EXERCISE REQUIREMENTS:
Looking only at the lines below that contain "colorbar", give the number of them and no other text.

GIVEN DATA:
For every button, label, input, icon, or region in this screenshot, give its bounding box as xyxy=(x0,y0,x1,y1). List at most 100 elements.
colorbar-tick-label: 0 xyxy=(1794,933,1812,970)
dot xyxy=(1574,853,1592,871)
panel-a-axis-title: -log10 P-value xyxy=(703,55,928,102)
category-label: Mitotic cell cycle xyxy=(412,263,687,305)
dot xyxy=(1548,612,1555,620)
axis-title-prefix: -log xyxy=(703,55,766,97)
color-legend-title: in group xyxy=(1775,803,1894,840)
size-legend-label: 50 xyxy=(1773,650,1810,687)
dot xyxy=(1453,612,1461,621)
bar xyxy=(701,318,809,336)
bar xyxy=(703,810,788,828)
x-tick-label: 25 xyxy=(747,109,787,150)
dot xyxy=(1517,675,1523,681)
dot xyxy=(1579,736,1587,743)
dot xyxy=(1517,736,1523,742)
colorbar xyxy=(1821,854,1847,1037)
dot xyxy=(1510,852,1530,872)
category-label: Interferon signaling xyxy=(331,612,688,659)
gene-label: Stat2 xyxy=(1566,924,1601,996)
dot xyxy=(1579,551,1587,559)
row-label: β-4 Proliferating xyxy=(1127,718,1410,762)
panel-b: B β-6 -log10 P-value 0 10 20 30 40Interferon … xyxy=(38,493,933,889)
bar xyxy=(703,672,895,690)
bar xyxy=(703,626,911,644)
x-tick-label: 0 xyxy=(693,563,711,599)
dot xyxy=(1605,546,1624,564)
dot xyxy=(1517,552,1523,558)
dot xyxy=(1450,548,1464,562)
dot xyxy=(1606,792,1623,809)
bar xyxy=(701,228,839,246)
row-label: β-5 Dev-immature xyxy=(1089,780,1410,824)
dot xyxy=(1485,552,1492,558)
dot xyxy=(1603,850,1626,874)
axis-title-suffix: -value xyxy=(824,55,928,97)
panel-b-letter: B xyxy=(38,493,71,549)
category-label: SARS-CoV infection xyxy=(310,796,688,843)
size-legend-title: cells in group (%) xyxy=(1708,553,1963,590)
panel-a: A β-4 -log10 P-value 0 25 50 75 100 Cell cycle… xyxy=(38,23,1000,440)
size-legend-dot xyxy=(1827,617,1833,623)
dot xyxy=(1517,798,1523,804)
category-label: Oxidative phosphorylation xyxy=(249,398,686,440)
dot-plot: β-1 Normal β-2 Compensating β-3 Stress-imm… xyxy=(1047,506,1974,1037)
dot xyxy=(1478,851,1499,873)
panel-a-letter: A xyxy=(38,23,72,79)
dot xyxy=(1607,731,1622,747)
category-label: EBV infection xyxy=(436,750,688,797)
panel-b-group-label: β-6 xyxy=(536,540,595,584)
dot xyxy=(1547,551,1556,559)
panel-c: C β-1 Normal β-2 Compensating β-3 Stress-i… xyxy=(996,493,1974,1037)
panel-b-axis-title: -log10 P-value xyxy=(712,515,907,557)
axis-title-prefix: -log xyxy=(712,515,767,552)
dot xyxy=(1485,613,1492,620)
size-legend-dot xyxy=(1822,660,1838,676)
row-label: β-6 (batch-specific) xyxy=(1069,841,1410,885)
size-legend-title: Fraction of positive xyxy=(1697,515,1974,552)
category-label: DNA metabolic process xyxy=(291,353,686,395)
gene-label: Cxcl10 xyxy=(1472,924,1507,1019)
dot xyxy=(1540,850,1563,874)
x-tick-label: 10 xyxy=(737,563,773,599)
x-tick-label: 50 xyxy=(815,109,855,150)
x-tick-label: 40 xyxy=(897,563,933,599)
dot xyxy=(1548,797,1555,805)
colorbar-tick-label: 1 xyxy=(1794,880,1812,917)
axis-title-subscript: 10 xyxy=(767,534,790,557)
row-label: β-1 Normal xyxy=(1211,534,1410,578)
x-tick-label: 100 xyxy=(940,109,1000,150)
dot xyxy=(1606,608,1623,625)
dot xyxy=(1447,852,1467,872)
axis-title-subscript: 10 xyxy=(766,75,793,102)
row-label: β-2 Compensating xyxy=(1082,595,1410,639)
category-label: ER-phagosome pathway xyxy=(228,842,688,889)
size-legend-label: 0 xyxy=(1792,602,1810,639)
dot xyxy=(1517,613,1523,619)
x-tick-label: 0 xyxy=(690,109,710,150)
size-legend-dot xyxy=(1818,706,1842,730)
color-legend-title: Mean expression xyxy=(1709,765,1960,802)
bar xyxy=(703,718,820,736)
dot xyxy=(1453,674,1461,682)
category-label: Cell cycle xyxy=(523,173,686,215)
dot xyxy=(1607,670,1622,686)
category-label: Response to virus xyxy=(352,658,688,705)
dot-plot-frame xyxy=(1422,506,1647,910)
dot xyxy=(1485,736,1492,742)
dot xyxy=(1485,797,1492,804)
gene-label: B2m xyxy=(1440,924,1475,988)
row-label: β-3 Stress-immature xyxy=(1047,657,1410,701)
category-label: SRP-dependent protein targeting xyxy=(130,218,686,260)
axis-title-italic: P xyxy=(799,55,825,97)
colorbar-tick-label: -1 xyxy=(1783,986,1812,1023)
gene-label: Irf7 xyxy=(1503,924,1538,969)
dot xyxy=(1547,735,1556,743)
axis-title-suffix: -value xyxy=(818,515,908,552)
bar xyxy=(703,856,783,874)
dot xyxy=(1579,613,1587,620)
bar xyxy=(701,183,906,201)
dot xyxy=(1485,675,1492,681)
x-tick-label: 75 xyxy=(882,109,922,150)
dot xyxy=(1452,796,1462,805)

ANSWER TO THE EXERCISE:
4